Saved data entries
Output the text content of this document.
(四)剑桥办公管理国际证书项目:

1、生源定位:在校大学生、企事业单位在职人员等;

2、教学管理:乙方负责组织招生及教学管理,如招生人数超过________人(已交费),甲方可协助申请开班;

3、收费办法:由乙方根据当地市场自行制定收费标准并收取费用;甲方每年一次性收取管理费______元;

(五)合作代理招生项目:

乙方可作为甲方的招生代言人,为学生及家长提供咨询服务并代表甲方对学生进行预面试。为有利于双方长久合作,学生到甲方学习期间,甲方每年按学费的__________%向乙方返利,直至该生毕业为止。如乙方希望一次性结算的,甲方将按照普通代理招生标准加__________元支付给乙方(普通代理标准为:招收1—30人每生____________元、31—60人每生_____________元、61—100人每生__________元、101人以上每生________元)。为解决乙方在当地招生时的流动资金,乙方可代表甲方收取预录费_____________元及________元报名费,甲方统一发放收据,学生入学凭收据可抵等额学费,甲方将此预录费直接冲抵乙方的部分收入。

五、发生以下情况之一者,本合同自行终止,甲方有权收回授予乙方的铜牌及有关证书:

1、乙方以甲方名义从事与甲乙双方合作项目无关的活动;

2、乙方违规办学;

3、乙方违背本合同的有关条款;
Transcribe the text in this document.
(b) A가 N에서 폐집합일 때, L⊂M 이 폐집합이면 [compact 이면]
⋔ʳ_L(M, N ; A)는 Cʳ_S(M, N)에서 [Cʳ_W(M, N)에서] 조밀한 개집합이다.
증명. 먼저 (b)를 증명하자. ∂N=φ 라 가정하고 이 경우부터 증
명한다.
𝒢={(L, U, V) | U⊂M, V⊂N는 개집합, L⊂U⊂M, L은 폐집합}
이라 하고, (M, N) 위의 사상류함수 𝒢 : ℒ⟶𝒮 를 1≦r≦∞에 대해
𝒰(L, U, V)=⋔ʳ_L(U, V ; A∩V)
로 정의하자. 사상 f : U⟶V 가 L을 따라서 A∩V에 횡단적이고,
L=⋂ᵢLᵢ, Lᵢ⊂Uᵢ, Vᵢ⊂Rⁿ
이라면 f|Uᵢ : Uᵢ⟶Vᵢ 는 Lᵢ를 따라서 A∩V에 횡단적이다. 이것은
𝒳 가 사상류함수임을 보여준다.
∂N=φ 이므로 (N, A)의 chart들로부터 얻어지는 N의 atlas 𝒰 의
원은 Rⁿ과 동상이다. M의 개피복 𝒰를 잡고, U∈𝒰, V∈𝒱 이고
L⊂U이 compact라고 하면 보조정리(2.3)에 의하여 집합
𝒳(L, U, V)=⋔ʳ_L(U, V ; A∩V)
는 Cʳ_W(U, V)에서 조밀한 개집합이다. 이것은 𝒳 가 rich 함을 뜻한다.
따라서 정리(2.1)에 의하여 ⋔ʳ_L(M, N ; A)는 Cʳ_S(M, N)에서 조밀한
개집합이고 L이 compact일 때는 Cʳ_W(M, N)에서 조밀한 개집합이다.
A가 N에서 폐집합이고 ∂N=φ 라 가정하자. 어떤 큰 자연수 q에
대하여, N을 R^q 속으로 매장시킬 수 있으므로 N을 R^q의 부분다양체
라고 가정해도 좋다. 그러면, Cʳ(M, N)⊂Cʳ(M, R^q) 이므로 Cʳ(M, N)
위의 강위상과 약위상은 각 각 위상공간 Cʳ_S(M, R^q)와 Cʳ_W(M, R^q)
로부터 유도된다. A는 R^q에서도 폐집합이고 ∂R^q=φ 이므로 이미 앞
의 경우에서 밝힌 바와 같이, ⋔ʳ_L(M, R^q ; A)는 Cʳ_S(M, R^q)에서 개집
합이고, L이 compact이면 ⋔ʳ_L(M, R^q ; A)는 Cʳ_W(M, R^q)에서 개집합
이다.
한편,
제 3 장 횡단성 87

Given instruction:
Repeat each of the entries above precisely as given.

Solution to this exercise:
Output the text content of this document.
(四)剑桥办公管理国际证书项目:

1、生源定位:在校大学生、企事业单位在职人员等;

2、教学管理:乙方负责组织招生及教学管理,如招生人数超过________人(已交费),甲方可协助申请开班;

3、收费办法:由乙方根据当地市场自行制定收费标准并收取费用;甲方每年一次性收取管理费______元;

(五)合作代理招生项目:

乙方可作为甲方的招生代言人,为学生及家长提供咨询服务并代表甲方对学生进行预面试。为有利于双方长久合作,学生到甲方学习期间,甲方每年按学费的__________%向乙方返利,直至该生毕业为止。如乙方希望一次性结算的,甲方将按照普通代理招生标准加__________元支付给乙方(普通代理标准为:招收1—30人每生____________元、31—60人每生_____________元、61—100人每生__________元、101人以上每生________元)。为解决乙方在当地招生时的流动资金,乙方可代表甲方收取预录费_____________元及________元报名费,甲方统一发放收据,学生入学凭收据可抵等额学费,甲方将此预录费直接冲抵乙方的部分收入。

五、发生以下情况之一者,本合同自行终止,甲方有权收回授予乙方的铜牌及有关证书:

1、乙方以甲方名义从事与甲乙双方合作项目无关的活动;

2、乙方违规办学;

3、乙方违背本合同的有关条款;
Transcribe the text in this document.
(b) A가 N에서 폐집합일 때, L⊂M 이 폐집합이면 [compact 이면]
⋔ʳ_L(M, N ; A)는 Cʳ_S(M, N)에서 [Cʳ_W(M, N)에서] 조밀한 개집합이다.
증명. 먼저 (b)를 증명하자. ∂N=φ 라 가정하고 이 경우부터 증
명한다.
𝒢={(L, U, V) | U⊂M, V⊂N는 개집합, L⊂U⊂M, L은 폐집합}
이라 하고, (M, N) 위의 사상류함수 𝒢 : ℒ⟶𝒮 를 1≦r≦∞에 대해
𝒰(L, U, V)=⋔ʳ_L(U, V ; A∩V)
로 정의하자. 사상 f : U⟶V 가 L을 따라서 A∩V에 횡단적이고,
L=⋂ᵢLᵢ, Lᵢ⊂Uᵢ, Vᵢ⊂Rⁿ
이라면 f|Uᵢ : Uᵢ⟶Vᵢ 는 Lᵢ를 따라서 A∩V에 횡단적이다. 이것은
𝒳 가 사상류함수임을 보여준다.
∂N=φ 이므로 (N, A)의 chart들로부터 얻어지는 N의 atlas 𝒰 의
원은 Rⁿ과 동상이다. M의 개피복 𝒰를 잡고, U∈𝒰, V∈𝒱 이고
L⊂U이 compact라고 하면 보조정리(2.3)에 의하여 집합
𝒳(L, U, V)=⋔ʳ_L(U, V ; A∩V)
는 Cʳ_W(U, V)에서 조밀한 개집합이다. 이것은 𝒳 가 rich 함을 뜻한다.
따라서 정리(2.1)에 의하여 ⋔ʳ_L(M, N ; A)는 Cʳ_S(M, N)에서 조밀한
개집합이고 L이 compact일 때는 Cʳ_W(M, N)에서 조밀한 개집합이다.
A가 N에서 폐집합이고 ∂N=φ 라 가정하자. 어떤 큰 자연수 q에
대하여, N을 R^q 속으로 매장시킬 수 있으므로 N을 R^q의 부분다양체
라고 가정해도 좋다. 그러면, Cʳ(M, N)⊂Cʳ(M, R^q) 이므로 Cʳ(M, N)
위의 강위상과 약위상은 각 각 위상공간 Cʳ_S(M, R^q)와 Cʳ_W(M, R^q)
로부터 유도된다. A는 R^q에서도 폐집합이고 ∂R^q=φ 이므로 이미 앞
의 경우에서 밝힌 바와 같이, ⋔ʳ_L(M, R^q ; A)는 Cʳ_S(M, R^q)에서 개집
합이고, L이 compact이면 ⋔ʳ_L(M, R^q ; A)는 Cʳ_W(M, R^q)에서 개집합
이다.
한편,
제 3 장 횡단성 87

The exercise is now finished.